====== ENTRIES SHOWN

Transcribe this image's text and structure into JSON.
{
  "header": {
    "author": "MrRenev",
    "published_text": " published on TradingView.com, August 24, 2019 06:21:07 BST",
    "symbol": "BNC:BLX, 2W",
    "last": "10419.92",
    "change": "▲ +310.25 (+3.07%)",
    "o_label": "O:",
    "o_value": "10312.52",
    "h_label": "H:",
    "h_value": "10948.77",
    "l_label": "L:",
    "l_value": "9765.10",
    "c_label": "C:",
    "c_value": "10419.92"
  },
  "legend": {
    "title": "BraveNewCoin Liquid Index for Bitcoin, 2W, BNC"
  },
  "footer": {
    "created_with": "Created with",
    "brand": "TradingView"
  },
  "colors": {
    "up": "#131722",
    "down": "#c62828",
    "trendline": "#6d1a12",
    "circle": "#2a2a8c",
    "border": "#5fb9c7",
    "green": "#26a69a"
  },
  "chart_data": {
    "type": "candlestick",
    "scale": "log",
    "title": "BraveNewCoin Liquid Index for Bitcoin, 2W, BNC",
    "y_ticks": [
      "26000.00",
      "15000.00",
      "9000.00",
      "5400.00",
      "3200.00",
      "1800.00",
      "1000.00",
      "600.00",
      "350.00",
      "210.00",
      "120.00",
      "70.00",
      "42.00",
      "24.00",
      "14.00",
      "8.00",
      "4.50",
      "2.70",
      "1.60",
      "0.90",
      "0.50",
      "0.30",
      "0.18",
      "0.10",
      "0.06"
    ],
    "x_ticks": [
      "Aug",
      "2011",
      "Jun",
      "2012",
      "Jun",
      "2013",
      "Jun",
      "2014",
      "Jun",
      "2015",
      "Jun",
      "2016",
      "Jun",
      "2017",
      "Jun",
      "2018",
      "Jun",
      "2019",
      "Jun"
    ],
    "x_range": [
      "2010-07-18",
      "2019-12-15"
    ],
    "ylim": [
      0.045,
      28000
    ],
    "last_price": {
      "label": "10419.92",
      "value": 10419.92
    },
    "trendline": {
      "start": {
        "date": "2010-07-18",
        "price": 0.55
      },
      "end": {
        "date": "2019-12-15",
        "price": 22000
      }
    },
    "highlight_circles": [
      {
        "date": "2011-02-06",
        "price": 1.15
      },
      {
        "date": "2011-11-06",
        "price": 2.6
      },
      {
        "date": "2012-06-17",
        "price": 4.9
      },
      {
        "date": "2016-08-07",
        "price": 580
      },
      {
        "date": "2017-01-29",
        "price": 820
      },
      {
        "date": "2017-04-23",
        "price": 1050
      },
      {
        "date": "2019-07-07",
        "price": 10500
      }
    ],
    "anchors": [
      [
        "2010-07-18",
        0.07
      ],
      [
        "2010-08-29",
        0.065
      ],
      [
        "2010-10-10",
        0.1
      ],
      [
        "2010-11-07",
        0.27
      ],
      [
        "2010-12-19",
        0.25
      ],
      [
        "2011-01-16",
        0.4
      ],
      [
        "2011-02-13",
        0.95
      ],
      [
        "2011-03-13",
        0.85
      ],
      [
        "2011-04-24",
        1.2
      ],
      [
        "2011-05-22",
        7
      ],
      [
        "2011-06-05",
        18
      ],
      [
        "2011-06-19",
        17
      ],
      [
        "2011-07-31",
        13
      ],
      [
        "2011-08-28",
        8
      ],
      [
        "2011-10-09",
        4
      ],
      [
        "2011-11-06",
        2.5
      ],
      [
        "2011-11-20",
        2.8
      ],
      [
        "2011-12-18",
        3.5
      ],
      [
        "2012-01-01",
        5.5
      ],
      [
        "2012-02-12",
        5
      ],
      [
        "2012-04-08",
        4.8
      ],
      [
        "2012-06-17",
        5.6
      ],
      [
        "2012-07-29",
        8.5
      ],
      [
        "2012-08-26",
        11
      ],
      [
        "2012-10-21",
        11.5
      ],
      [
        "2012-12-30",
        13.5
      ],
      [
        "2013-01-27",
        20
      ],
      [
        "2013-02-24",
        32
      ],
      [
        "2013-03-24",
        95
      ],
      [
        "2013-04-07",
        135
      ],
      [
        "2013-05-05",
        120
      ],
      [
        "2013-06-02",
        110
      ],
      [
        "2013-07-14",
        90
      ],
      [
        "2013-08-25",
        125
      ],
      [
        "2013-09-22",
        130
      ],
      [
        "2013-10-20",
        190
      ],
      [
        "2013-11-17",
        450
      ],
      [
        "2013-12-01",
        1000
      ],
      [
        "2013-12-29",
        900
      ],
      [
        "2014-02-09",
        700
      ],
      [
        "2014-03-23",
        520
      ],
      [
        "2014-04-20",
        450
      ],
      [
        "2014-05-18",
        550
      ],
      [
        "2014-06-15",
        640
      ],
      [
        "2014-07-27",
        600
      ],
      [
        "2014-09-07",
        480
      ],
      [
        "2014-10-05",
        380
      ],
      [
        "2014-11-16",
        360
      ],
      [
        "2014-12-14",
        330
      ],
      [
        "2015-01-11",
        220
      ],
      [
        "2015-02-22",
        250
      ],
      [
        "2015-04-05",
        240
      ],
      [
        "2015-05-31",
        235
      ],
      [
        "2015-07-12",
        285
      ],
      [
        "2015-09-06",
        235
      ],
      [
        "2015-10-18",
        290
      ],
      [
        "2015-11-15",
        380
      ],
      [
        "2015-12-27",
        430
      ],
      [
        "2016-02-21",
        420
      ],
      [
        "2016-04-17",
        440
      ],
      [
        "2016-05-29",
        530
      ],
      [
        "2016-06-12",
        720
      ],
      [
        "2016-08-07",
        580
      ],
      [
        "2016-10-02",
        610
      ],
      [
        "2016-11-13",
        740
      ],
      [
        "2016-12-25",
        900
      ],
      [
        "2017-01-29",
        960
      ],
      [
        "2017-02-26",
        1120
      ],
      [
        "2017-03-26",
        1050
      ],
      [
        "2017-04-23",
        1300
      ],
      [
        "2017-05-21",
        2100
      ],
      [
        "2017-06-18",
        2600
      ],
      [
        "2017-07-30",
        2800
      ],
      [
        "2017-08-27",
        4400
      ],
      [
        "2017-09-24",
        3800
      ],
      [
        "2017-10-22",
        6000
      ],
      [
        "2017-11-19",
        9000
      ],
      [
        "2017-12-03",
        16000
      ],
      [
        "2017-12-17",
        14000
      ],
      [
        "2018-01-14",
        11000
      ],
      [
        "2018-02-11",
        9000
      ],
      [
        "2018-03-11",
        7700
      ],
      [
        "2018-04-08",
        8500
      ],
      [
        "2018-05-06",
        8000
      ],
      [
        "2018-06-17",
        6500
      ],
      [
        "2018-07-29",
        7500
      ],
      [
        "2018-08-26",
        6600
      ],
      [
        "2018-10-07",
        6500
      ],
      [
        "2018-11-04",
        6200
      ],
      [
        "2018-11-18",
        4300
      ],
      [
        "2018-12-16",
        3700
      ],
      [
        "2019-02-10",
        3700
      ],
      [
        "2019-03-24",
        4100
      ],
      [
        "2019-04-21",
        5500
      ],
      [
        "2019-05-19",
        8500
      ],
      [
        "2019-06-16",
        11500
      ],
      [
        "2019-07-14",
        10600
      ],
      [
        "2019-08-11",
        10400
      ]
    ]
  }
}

============

SET TASK —
Every entry should be output exactly as written, please.

RESULT OF THE EXERCISE —
Transcribe this image's text and structure into JSON.
{
  "header": {
    "author": "MrRenev",
    "published_text": " published on TradingView.com, August 24, 2019 06:21:07 BST",
    "symbol": "BNC:BLX, 2W",
    "last": "10419.92",
    "change": "▲ +310.25 (+3.07%)",
    "o_label": "O:",
    "o_value": "10312.52",
    "h_label": "H:",
    "h_value": "10948.77",
    "l_label": "L:",
    "l_value": "9765.10",
    "c_label": "C:",
    "c_value": "10419.92"
  },
  "legend": {
    "title": "BraveNewCoin Liquid Index for Bitcoin, 2W, BNC"
  },
  "footer": {
    "created_with": "Created with",
    "brand": "TradingView"
  },
  "colors": {
    "up": "#131722",
    "down": "#c62828",
    "trendline": "#6d1a12",
    "circle": "#2a2a8c",
    "border": "#5fb9c7",
    "green": "#26a69a"
  },
  "chart_data": {
    "type": "candlestick",
    "scale": "log",
    "title": "BraveNewCoin Liquid Index for Bitcoin, 2W, BNC",
    "y_ticks": [
      "26000.00",
      "15000.00",
      "9000.00",
      "5400.00",
      "3200.00",
      "1800.00",
      "1000.00",
      "600.00",
      "350.00",
      "210.00",
      "120.00",
      "70.00",
      "42.00",
      "24.00",
      "14.00",
      "8.00",
      "4.50",
      "2.70",
      "1.60",
      "0.90",
      "0.50",
      "0.30",
      "0.18",
      "0.10",
      "0.06"
    ],
    "x_ticks": [
      "Aug",
      "2011",
      "Jun",
      "2012",
      "Jun",
      "2013",
      "Jun",
      "2014",
      "Jun",
      "2015",
      "Jun",
      "2016",
      "Jun",
      "2017",
      "Jun",
      "2018",
      "Jun",
      "2019",
      "Jun"
    ],
    "x_range": [
      "2010-07-18",
      "2019-12-15"
    ],
    "ylim": [
      0.045,
      28000
    ],
    "last_price": {
      "label": "10419.92",
      "value": 10419.92
    },
    "trendline": {
      "start": {
        "date": "2010-07-18",
        "price": 0.55
      },
      "end": {
        "date": "2019-12-15",
        "price": 22000
      }
    },
    "highlight_circles": [
      {
        "date": "2011-02-06",
        "price": 1.15
      },
      {
        "date": "2011-11-06",
        "price": 2.6
      },
      {
        "date": "2012-06-17",
        "price": 4.9
      },
      {
        "date": "2016-08-07",
        "price": 580
      },
      {
        "date": "2017-01-29",
        "price": 820
      },
      {
        "date": "2017-04-23",
        "price": 1050
      },
      {
        "date": "2019-07-07",
        "price": 10500
      }
    ],
    "anchors": [
      [
        "2010-07-18",
        0.07
      ],
      [
        "2010-08-29",
        0.065
      ],
      [
        "2010-10-10",
        0.1
      ],
      [
        "2010-11-07",
        0.27
      ],
      [
        "2010-12-19",
        0.25
      ],
      [
        "2011-01-16",
        0.4
      ],
      [
        "2011-02-13",
        0.95
      ],
      [
        "2011-03-13",
        0.85
      ],
      [
        "2011-04-24",
        1.2
      ],
      [
        "2011-05-22",
        7
      ],
      [
        "2011-06-05",
        18
      ],
      [
        "2011-06-19",
        17
      ],
      [
        "2011-07-31",
        13
      ],
      [
        "2011-08-28",
        8
      ],
      [
        "2011-10-09",
        4
      ],
      [
        "2011-11-06",
        2.5
      ],
      [
        "2011-11-20",
        2.8
      ],
      [
        "2011-12-18",
        3.5
      ],
      [
        "2012-01-01",
        5.5
      ],
      [
        "2012-02-12",
        5
      ],
      [
        "2012-04-08",
        4.8
      ],
      [
        "2012-06-17",
        5.6
      ],
      [
        "2012-07-29",
        8.5
      ],
      [
        "2012-08-26",
        11
      ],
      [
        "2012-10-21",
        11.5
      ],
      [
        "2012-12-30",
        13.5
      ],
      [
        "2013-01-27",
        20
      ],
      [
        "2013-02-24",
        32
      ],
      [
        "2013-03-24",
        95
      ],
      [
        "2013-04-07",
        135
      ],
      [
        "2013-05-05",
        120
      ],
      [
        "2013-06-02",
        110
      ],
      [
        "2013-07-14",
        90
      ],
      [
        "2013-08-25",
        125
      ],
      [
        "2013-09-22",
        130
      ],
      [
        "2013-10-20",
        190
      ],
      [
        "2013-11-17",
        450
      ],
      [
        "2013-12-01",
        1000
      ],
      [
        "2013-12-29",
        900
      ],
      [
        "2014-02-09",
        700
      ],
      [
        "2014-03-23",
        520
      ],
      [
        "2014-04-20",
        450
      ],
      [
        "2014-05-18",
        550
      ],
      [
        "2014-06-15",
        640
      ],
      [
        "2014-07-27",
        600
      ],
      [
        "2014-09-07",
        480
      ],
      [
        "2014-10-05",
        380
      ],
      [
        "2014-11-16",
        360
      ],
      [
        "2014-12-14",
        330
      ],
      [
        "2015-01-11",
        220
      ],
      [
        "2015-02-22",
        250
      ],
      [
        "2015-04-05",
        240
      ],
      [
        "2015-05-31",
        235
      ],
      [
        "2015-07-12",
        285
      ],
      [
        "2015-09-06",
        235
      ],
      [
        "2015-10-18",
        290
      ],
      [
        "2015-11-15",
        380
      ],
      [
        "2015-12-27",
        430
      ],
      [
        "2016-02-21",
        420
      ],
      [
        "2016-04-17",
        440
      ],
      [
        "2016-05-29",
        530
      ],
      [
        "2016-06-12",
        720
      ],
      [
        "2016-08-07",
        580
      ],
      [
        "2016-10-02",
        610
      ],
      [
        "2016-11-13",
        740
      ],
      [
        "2016-12-25",
        900
      ],
      [
        "2017-01-29",
        960
      ],
      [
        "2017-02-26",
        1120
      ],
      [
        "2017-03-26",
        1050
      ],
      [
        "2017-04-23",
        1300
      ],
      [
        "2017-05-21",
        2100
      ],
      [
        "2017-06-18",
        2600
      ],
      [
        "2017-07-30",
        2800
      ],
      [
        "2017-08-27",
        4400
      ],
      [
        "2017-09-24",
        3800
      ],
      [
        "2017-10-22",
        6000
      ],
      [
        "2017-11-19",
        9000
      ],
      [
        "2017-12-03",
        16000
      ],
      [
        "2017-12-17",
        14000
      ],
      [
        "2018-01-14",
        11000
      ],
      [
        "2018-02-11",
        9000
      ],
      [
        "2018-03-11",
        7700
      ],
      [
        "2018-04-08",
        8500
      ],
      [
        "2018-05-06",
        8000
      ],
      [
        "2018-06-17",
        6500
      ],
      [
        "2018-07-29",
        7500
      ],
      [
        "2018-08-26",
        6600
      ],
      [
        "2018-10-07",
        6500
      ],
      [
        "2018-11-04",
        6200
      ],
      [
        "2018-11-18",
        4300
      ],
      [
        "2018-12-16",
        3700
      ],
      [
        "2019-02-10",
        3700
      ],
      [
        "2019-03-24",
        4100
      ],
      [
        "2019-04-21",
        5500
      ],
      [
        "2019-05-19",
        8500
      ],
      [
        "2019-06-16",
        11500
      ],
      [
        "2019-07-14",
        10600
      ],
      [
        "2019-08-11",
        10400
      ]
    ]
  }
}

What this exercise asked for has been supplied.